▶ **WRITTEN TASK 1**: Turn the paragraph of the letter below that begins "You already have a proven record" into a bulleted list that keeps its main facts.

▶ **SELECTED EXTRACT**:

Now we are in a situation in which Republicans are likely to win control of the House of Representatives, the Senate hangs in the balance and could be decided by one seat, and Donald Trump is all but certain to announce his candidacy for the Republican presidential nomination in 2024. Election deniers dominate the Republican Party and are already plotting to rig the 2024 presidential election, but they may not need to. President Biden has failed to regain the good approval ratings he enjoyed in the first half of 2021. He will be 82 years old a couple of weeks after the next presidential election, and his age alone may be enough reason for people to vote against him, given how people’s facilities begin to fail them after eighty. He is in danger of losing if he runs again.
But in the event that President Biden does not stand for a second term, who would take his place at the top of the Democratic ticket? Pete Buttigieg is too young, Bernie Sanders is too old, Kamala Harris is too unpopular, and Gavin Newsom is too parochial and unlikely to test well outside California. In my mind, there is only one person in the absence of President Biden who could defeat Donald Trump.
That would be you, Governor.
You already have a proven record as governor of Maryland that includes abolition of the death penalty, increased protections for the Chesapeake Bay, expanding public transit, and improving education. You also had a compelling argument for an all-payer health care system, which would have enjoyed broad support if anyone in the mainstream media had let you explain it. Most importantly, you had a strong and bold policy proposal for handling the immigration issue, which included expanding health care to undocumented adults and children already protected from deportation, placing a limit on deporting immigrants who do not have legal documentation, providing potential deportees with legal services, and creating an agency to determine and advise immigration eligibility. Democrats – including Hillary Clinton and Joe Biden – have never offered any set of proposals so bold. Republicans have not offered any set of immigration proposals at all, unless impeaching Homeland Security Secretary Alejandro Mayorkas is considered a policy proposal. It was this record and this set of proposals that convinced me to support your campaign for President in the spring of 2015, and your assertion to Rachel Maddow that the United States could send astronauts to Mars and build a high-speed rail system comparable to that of France and Japan only reaffirmed my support.

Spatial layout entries
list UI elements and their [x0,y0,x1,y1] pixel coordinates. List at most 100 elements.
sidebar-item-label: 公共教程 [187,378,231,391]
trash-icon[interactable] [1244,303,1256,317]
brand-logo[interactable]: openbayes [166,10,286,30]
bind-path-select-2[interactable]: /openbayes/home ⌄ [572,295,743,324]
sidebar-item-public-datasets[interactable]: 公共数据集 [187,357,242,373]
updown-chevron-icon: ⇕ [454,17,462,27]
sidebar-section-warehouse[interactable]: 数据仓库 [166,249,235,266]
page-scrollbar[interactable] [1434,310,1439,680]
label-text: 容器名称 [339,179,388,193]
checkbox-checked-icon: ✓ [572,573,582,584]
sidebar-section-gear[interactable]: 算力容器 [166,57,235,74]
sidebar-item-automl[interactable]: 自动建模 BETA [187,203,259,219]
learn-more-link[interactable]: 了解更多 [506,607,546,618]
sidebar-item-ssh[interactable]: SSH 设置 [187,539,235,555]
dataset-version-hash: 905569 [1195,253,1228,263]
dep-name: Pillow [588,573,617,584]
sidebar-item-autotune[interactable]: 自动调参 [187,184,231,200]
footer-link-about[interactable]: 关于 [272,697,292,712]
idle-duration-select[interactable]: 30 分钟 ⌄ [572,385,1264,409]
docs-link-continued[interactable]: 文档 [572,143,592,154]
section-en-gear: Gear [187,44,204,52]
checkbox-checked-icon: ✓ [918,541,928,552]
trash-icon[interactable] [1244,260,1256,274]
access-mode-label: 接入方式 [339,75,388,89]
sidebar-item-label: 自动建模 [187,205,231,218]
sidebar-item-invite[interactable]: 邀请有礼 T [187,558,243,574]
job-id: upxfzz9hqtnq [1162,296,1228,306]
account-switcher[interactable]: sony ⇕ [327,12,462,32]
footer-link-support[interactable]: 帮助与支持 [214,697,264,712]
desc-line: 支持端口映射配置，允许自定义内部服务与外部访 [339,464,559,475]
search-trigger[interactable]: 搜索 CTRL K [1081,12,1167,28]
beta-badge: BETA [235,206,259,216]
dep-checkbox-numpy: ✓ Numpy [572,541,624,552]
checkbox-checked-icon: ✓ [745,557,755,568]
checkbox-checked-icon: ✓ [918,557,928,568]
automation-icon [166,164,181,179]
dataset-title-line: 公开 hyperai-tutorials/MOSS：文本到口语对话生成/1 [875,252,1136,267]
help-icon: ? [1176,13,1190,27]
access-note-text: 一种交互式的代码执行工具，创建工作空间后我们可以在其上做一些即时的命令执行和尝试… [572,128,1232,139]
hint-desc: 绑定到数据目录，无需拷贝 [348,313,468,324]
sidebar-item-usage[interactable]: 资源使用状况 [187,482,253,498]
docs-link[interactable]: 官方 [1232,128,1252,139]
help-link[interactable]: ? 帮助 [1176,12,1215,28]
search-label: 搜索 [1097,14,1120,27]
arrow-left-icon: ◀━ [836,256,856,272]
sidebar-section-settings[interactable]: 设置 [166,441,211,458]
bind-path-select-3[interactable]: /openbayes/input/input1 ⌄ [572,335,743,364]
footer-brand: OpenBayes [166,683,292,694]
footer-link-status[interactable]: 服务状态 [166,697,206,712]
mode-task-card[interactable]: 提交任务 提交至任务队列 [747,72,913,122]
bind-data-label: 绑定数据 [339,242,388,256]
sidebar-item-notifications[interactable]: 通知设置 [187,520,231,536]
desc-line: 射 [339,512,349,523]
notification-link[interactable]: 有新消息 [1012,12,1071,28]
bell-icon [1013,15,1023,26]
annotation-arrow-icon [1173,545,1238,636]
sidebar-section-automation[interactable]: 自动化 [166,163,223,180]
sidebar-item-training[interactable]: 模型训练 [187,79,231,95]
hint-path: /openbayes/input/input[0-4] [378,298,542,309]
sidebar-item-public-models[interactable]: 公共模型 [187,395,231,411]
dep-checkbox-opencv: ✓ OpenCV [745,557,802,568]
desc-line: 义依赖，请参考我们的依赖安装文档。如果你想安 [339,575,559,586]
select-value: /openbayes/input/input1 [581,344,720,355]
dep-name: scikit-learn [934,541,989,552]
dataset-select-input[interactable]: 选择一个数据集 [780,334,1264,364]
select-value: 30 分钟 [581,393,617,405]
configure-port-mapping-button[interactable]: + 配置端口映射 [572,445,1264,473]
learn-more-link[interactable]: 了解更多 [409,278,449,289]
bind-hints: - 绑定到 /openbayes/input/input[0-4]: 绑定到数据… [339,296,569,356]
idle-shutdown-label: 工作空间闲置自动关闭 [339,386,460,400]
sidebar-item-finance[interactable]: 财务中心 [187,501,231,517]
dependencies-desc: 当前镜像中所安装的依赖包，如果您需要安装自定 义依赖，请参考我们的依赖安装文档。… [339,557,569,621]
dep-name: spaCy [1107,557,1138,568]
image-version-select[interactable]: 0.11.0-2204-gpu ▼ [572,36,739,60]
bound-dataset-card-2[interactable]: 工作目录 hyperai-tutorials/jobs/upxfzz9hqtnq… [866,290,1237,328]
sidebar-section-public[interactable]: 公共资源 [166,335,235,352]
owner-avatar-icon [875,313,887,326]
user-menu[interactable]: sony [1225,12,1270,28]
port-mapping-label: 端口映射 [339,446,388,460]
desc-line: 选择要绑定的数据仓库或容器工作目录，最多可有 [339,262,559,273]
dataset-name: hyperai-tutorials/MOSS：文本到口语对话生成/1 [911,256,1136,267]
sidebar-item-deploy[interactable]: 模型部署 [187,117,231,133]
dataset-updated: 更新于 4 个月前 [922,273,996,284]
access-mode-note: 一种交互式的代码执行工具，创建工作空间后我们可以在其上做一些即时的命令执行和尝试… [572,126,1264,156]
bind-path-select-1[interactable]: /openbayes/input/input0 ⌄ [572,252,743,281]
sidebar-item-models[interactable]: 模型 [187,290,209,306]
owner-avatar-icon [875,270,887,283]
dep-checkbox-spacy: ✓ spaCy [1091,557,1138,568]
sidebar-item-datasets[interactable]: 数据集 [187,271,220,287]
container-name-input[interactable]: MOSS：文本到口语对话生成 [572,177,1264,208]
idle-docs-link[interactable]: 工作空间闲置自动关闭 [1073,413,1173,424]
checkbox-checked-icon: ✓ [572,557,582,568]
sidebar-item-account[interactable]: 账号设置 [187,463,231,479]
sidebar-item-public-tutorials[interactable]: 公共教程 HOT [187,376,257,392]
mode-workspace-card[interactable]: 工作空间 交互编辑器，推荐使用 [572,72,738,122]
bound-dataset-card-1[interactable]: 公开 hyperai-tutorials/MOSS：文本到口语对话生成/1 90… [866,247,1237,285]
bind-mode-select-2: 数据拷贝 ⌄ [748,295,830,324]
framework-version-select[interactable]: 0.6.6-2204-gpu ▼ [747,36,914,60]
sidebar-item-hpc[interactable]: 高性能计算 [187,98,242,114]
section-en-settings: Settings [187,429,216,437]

▶ **WRITTEN TASK 2**: Extract the spatial layout entries from the first one through the line that contains "footer-link-support[interactable]: 帮助与支持 [214,697,264,712]", with both ends included.

▶ **WRITTEN ANSWER 1**:
- Your record as governor of Maryland includes abolishing the death penalty, increasing protections for the Chesapeake Bay, expanding public transit, and improving education.
- You made a compelling argument for an all-payer health care system. It would have had broad support if the mainstream media had let you explain it.
- Most importantly, you proposed a strong and bold plan on immigration:
  - expand health care to undocumented adults and to children already protected from deportation
  - limit the deportation of immigrants without legal documentation
  - provide legal services to potential deportees
  - create an agency to determine and advise on immigration eligibility
- No Democrats, including Hillary Clinton and Joe Biden, have ever offered proposals this bold. Republicans have offered no immigration proposals at all, unless impeaching Homeland Security Secretary Alejandro Mayorkas counts as one.
- This record and these proposals led the writer to support your presidential campaign in the spring of 2015.
- Your assertion to Rachel Maddow reaffirmed that support. You said the United States could send astronauts to Mars and build a high-speed rail system comparable to those of France and Japan.

▶ **WRITTEN ANSWER 2**:
list UI elements and their [x0,y0,x1,y1] pixel coordinates. List at most 100 elements.
sidebar-item-label: 公共教程 [187,378,231,391]
trash-icon[interactable] [1244,303,1256,317]
brand-logo[interactable]: openbayes [166,10,286,30]
bind-path-select-2[interactable]: /openbayes/home ⌄ [572,295,743,324]
sidebar-item-public-datasets[interactable]: 公共数据集 [187,357,242,373]
updown-chevron-icon: ⇕ [454,17,462,27]
sidebar-section-warehouse[interactable]: 数据仓库 [166,249,235,266]
page-scrollbar[interactable] [1434,310,1439,680]
label-text: 容器名称 [339,179,388,193]
checkbox-checked-icon: ✓ [572,573,582,584]
sidebar-section-gear[interactable]: 算力容器 [166,57,235,74]
sidebar-item-automl[interactable]: 自动建模 BETA [187,203,259,219]
learn-more-link[interactable]: 了解更多 [506,607,546,618]
sidebar-item-ssh[interactable]: SSH 设置 [187,539,235,555]
dataset-version-hash: 905569 [1195,253,1228,263]
dep-name: Pillow [588,573,617,584]
sidebar-item-autotune[interactable]: 自动调参 [187,184,231,200]
footer-link-about[interactable]: 关于 [272,697,292,712]
idle-duration-select[interactable]: 30 分钟 ⌄ [572,385,1264,409]
docs-link-continued[interactable]: 文档 [572,143,592,154]
section-en-gear: Gear [187,44,204,52]
checkbox-checked-icon: ✓ [918,541,928,552]
trash-icon[interactable] [1244,260,1256,274]
access-mode-label: 接入方式 [339,75,388,89]
sidebar-item-label: 自动建模 [187,205,231,218]
sidebar-item-invite[interactable]: 邀请有礼 T [187,558,243,574]
job-id: upxfzz9hqtnq [1162,296,1228,306]
account-switcher[interactable]: sony ⇕ [327,12,462,32]
footer-link-support[interactable]: 帮助与支持 [214,697,264,712]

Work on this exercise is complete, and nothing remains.